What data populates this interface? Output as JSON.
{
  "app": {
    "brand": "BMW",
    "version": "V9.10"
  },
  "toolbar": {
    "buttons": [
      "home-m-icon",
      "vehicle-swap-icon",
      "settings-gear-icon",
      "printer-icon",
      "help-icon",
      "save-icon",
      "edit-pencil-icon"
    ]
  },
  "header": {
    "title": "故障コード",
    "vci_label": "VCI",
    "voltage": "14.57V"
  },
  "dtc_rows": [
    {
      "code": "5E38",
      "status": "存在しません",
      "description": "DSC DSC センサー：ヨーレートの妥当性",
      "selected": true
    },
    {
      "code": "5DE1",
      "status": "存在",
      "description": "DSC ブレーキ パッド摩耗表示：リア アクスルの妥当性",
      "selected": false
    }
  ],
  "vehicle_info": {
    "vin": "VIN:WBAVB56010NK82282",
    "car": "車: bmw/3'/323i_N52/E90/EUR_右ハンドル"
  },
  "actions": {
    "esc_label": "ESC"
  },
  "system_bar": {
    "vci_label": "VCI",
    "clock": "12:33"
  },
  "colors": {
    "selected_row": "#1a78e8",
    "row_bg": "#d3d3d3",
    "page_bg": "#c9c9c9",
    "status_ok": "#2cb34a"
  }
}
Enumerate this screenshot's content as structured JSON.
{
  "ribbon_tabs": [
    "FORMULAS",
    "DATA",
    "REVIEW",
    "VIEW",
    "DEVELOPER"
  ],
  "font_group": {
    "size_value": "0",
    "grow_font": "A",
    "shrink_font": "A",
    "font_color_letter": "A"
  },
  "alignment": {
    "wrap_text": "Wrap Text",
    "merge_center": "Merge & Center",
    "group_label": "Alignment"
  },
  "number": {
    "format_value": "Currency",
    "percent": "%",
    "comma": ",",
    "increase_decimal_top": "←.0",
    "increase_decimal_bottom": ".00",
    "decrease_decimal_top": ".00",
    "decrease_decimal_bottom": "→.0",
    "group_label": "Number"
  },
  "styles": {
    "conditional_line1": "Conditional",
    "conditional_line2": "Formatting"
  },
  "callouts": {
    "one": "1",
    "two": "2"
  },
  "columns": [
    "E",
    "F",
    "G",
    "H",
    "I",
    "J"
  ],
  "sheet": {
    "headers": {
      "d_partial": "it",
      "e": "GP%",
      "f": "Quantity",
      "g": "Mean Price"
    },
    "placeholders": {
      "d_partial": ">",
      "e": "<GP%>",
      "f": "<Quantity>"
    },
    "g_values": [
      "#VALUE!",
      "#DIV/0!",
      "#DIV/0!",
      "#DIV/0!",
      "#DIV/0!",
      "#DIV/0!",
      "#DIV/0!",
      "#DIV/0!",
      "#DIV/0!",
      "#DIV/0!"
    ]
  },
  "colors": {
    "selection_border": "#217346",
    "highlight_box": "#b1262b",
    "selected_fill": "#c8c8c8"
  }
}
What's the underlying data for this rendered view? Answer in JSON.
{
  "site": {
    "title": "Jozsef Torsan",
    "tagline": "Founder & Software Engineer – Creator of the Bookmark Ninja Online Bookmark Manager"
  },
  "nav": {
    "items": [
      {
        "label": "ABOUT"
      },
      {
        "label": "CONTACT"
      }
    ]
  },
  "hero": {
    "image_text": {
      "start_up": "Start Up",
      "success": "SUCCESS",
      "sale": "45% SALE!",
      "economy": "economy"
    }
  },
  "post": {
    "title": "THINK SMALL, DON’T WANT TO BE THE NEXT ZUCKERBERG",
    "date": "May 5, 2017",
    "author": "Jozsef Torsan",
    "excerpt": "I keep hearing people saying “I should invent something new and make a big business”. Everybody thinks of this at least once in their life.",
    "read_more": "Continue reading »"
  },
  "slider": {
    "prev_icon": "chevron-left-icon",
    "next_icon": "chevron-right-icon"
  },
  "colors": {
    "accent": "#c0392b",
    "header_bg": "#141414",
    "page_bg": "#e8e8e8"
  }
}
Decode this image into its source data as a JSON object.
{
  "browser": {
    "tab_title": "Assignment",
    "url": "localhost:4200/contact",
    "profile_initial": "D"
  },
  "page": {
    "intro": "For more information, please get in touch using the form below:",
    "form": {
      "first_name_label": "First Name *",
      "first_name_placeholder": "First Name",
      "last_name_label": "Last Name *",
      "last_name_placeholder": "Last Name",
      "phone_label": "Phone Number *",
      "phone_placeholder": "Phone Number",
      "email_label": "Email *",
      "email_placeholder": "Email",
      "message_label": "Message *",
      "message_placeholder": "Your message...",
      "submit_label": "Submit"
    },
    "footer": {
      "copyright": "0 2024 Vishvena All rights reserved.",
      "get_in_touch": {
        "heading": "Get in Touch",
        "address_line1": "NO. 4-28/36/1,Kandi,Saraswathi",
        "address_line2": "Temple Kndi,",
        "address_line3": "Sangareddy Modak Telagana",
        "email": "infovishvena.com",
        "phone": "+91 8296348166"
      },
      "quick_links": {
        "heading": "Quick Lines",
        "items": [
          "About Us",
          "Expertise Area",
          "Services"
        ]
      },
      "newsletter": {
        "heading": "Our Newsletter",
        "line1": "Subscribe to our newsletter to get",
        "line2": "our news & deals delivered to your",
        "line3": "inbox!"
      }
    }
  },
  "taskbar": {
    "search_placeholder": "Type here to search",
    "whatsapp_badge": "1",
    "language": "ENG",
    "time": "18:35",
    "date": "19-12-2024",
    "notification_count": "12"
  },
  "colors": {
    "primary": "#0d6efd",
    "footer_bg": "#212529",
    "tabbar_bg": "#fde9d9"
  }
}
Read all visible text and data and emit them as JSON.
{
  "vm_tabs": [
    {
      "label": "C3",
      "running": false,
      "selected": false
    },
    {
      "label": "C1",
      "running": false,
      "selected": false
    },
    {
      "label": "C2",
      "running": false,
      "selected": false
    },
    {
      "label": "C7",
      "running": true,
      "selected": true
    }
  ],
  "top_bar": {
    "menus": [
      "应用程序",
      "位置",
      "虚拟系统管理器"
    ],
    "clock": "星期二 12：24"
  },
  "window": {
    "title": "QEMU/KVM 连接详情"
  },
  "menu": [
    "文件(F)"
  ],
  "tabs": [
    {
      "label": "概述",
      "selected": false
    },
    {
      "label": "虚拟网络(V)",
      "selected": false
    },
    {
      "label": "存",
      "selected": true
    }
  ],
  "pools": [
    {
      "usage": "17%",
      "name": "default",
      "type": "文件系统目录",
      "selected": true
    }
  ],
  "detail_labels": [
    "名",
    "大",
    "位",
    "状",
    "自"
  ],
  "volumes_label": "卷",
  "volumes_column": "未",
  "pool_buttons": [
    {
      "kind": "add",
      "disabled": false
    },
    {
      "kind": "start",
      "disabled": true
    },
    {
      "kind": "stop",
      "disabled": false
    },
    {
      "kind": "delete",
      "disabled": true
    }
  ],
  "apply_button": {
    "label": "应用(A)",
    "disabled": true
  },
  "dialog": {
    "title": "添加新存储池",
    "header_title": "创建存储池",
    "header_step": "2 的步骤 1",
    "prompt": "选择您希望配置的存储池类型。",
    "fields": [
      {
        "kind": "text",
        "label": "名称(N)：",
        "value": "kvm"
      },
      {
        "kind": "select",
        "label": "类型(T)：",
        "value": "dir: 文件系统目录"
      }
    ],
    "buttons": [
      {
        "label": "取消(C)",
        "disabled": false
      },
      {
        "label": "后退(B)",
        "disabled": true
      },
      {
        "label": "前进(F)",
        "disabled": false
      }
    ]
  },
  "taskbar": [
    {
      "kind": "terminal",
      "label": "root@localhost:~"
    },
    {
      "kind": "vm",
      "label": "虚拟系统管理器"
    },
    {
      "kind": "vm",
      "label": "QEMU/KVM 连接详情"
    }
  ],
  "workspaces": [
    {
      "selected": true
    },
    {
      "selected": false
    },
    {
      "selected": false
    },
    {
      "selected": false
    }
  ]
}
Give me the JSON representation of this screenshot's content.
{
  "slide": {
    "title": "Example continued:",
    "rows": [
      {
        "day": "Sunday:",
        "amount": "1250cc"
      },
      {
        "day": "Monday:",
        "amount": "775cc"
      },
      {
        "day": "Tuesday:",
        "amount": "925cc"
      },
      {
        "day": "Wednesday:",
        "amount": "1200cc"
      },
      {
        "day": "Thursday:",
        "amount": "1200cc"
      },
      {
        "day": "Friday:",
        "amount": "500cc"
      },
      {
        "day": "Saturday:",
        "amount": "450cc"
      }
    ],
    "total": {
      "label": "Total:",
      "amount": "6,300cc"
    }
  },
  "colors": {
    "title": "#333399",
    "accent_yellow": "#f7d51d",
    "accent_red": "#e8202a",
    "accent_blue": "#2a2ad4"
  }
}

══════════════════════════════

Directive >> From the material above, gather all lines that include the string "chevron" and copy them.

Exercise response >>
    "prev_icon": "chevron-left-icon",
    "next_icon": "chevron-right-icon"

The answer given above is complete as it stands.